======== DATA LINES ========
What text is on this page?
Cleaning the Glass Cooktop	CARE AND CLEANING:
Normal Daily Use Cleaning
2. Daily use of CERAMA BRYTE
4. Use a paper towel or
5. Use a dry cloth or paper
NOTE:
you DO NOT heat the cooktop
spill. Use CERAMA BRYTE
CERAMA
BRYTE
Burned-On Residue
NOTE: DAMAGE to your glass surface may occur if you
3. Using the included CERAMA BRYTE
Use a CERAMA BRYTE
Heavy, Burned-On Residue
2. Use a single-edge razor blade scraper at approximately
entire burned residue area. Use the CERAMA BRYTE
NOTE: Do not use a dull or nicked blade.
========
__EXERCISE PROMPT__.
Show all lines above holding "NOTE".

__RESULT OF THIS EXERCISE__.
NOTE:
NOTE: DAMAGE to your glass surface may occur if you
NOTE: Do not use a dull or nicked blade.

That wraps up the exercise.